## Given data

◇ ◇ ◇ ◇ ◇ ◇ ◇

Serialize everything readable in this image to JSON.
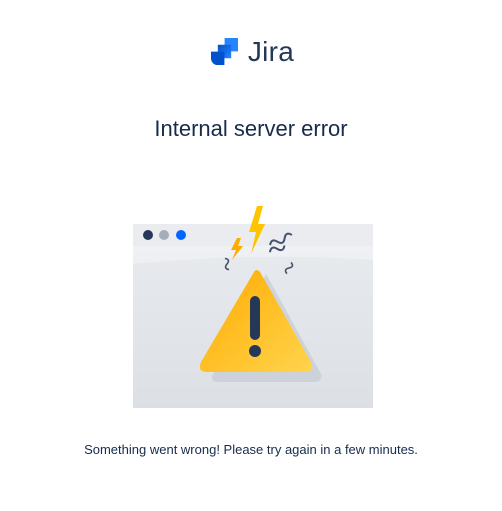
{
  "brand": {
    "name": "Jira",
    "logo_icon": "jira-logo-icon",
    "color": "#2684ff"
  },
  "error": {
    "title": "Internal server error",
    "message": "Something went wrong! Please try again in a few minutes."
  },
  "illustration": {
    "icon": "warning-triangle-icon",
    "browser_dot_colors": [
      "#253858",
      "#a5adba",
      "#0065ff"
    ],
    "warning_color": "#ffc400",
    "bolt_color": "#ffab00"
  }
}
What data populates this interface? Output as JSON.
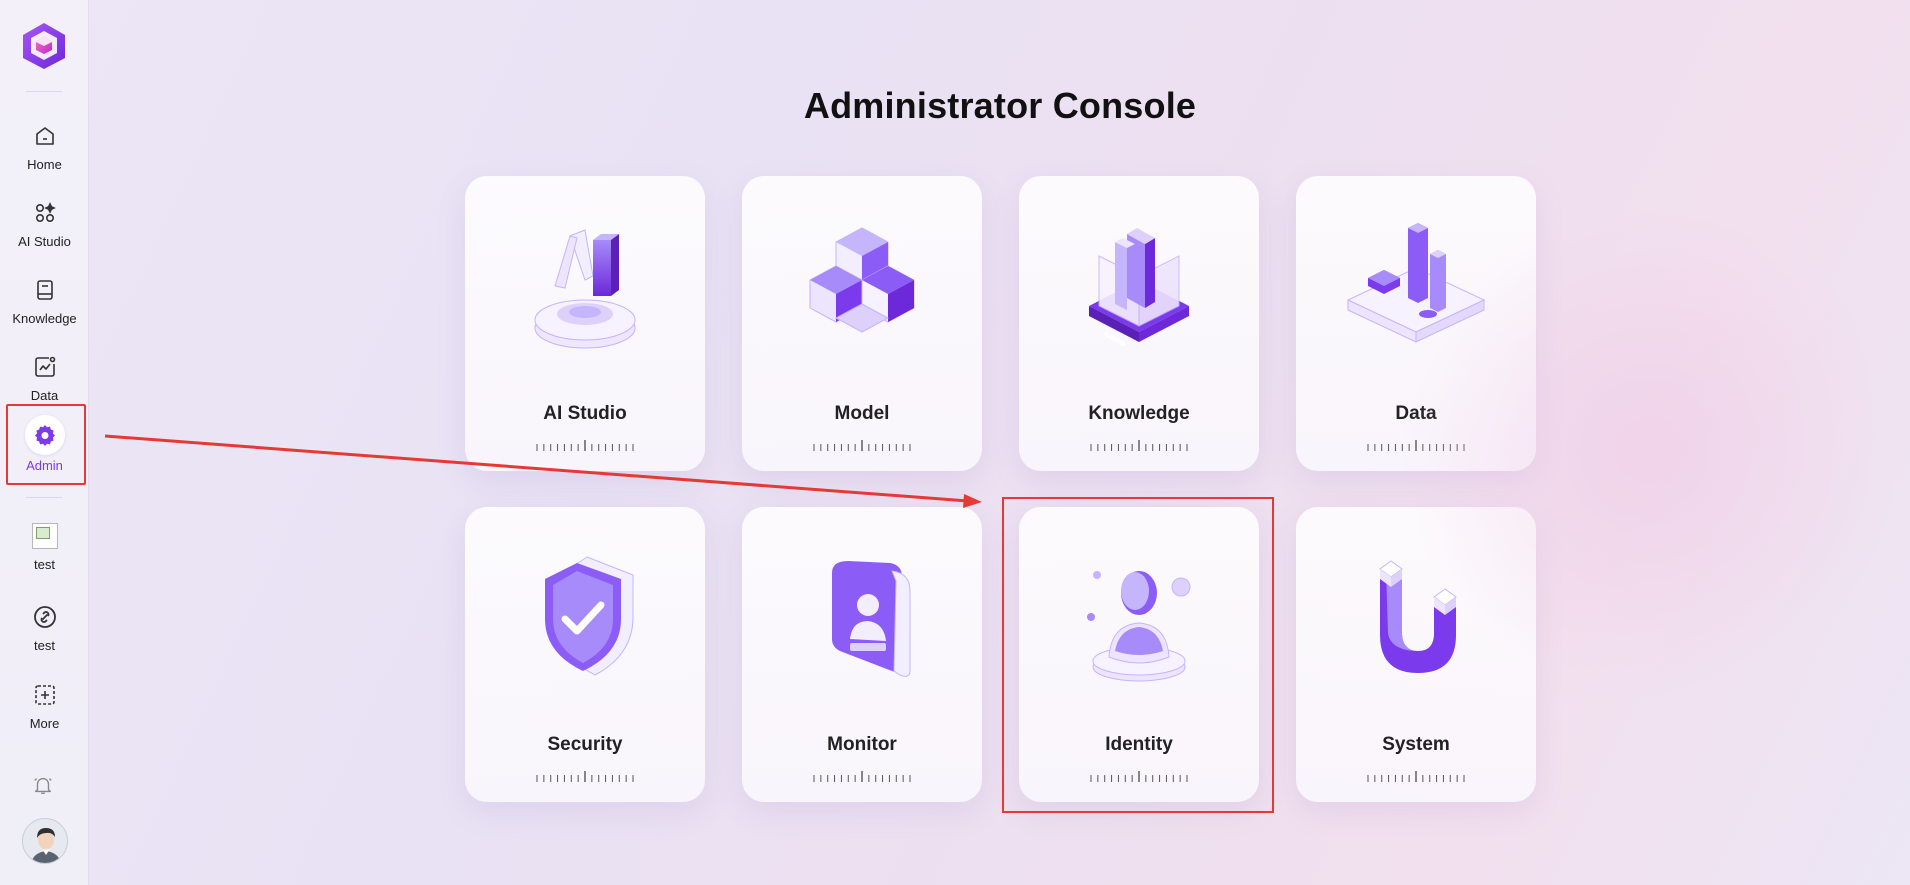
{
  "sidebar": {
    "items": [
      {
        "label": "Home",
        "icon": "home-icon"
      },
      {
        "label": "AI Studio",
        "icon": "apps-sparkle-icon"
      },
      {
        "label": "Knowledge",
        "icon": "book-icon"
      },
      {
        "label": "Data",
        "icon": "chart-icon"
      },
      {
        "label": "Admin",
        "icon": "gear-icon",
        "active": true
      },
      {
        "label": "test",
        "icon": "broken-image-icon"
      },
      {
        "label": "test",
        "icon": "link-circle-icon"
      },
      {
        "label": "More",
        "icon": "add-square-icon"
      }
    ],
    "accent_color": "#7c3aed"
  },
  "main": {
    "title": "Administrator Console",
    "cards": [
      {
        "label": "AI Studio",
        "icon": "ai-studio-3d-icon"
      },
      {
        "label": "Model",
        "icon": "cubes-3d-icon"
      },
      {
        "label": "Knowledge",
        "icon": "books-3d-icon"
      },
      {
        "label": "Data",
        "icon": "data-bars-3d-icon"
      },
      {
        "label": "Security",
        "icon": "shield-3d-icon"
      },
      {
        "label": "Monitor",
        "icon": "monitor-badge-3d-icon"
      },
      {
        "label": "Identity",
        "icon": "person-3d-icon"
      },
      {
        "label": "System",
        "icon": "magnet-3d-icon"
      }
    ]
  },
  "annotation_color": "#e53935"
}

◇ ◇ ◇ ◇ ◇ ◇ ◇

## Task directions
Leave out the pictures and transcribe everything else exactly.

## Solution to this exercise
Serialize everything readable in this image to JSON.
{
  "brand": {
    "name": "Jira",
    "logo_icon": "jira-logo-icon",
    "color": "#2684ff"
  },
  "error": {
    "title": "Internal server error",
    "message": "Something went wrong! Please try again in a few minutes."
  },
  "illustration": {
    "icon": "warning-triangle-icon",
    "browser_dot_colors": [
      "#253858",
      "#a5adba",
      "#0065ff"
    ],
    "warning_color": "#ffc400",
    "bolt_color": "#ffab00"
  }
}
What data populates this interface? Output as JSON.
{
  "sidebar": {
    "items": [
      {
        "label": "Home",
        "icon": "home-icon"
      },
      {
        "label": "AI Studio",
        "icon": "apps-sparkle-icon"
      },
      {
        "label": "Knowledge",
        "icon": "book-icon"
      },
      {
        "label": "Data",
        "icon": "chart-icon"
      },
      {
        "label": "Admin",
        "icon": "gear-icon",
        "active": true
      },
      {
        "label": "test",
        "icon": "broken-image-icon"
      },
      {
        "label": "test",
        "icon": "link-circle-icon"
      },
      {
        "label": "More",
        "icon": "add-square-icon"
      }
    ],
    "accent_color": "#7c3aed"
  },
  "main": {
    "title": "Administrator Console",
    "cards": [
      {
        "label": "AI Studio",
        "icon": "ai-studio-3d-icon"
      },
      {
        "label": "Model",
        "icon": "cubes-3d-icon"
      },
      {
        "label": "Knowledge",
        "icon": "books-3d-icon"
      },
      {
        "label": "Data",
        "icon": "data-bars-3d-icon"
      },
      {
        "label": "Security",
        "icon": "shield-3d-icon"
      },
      {
        "label": "Monitor",
        "icon": "monitor-badge-3d-icon"
      },
      {
        "label": "Identity",
        "icon": "person-3d-icon"
      },
      {
        "label": "System",
        "icon": "magnet-3d-icon"
      }
    ]
  },
  "annotation_color": "#e53935"
}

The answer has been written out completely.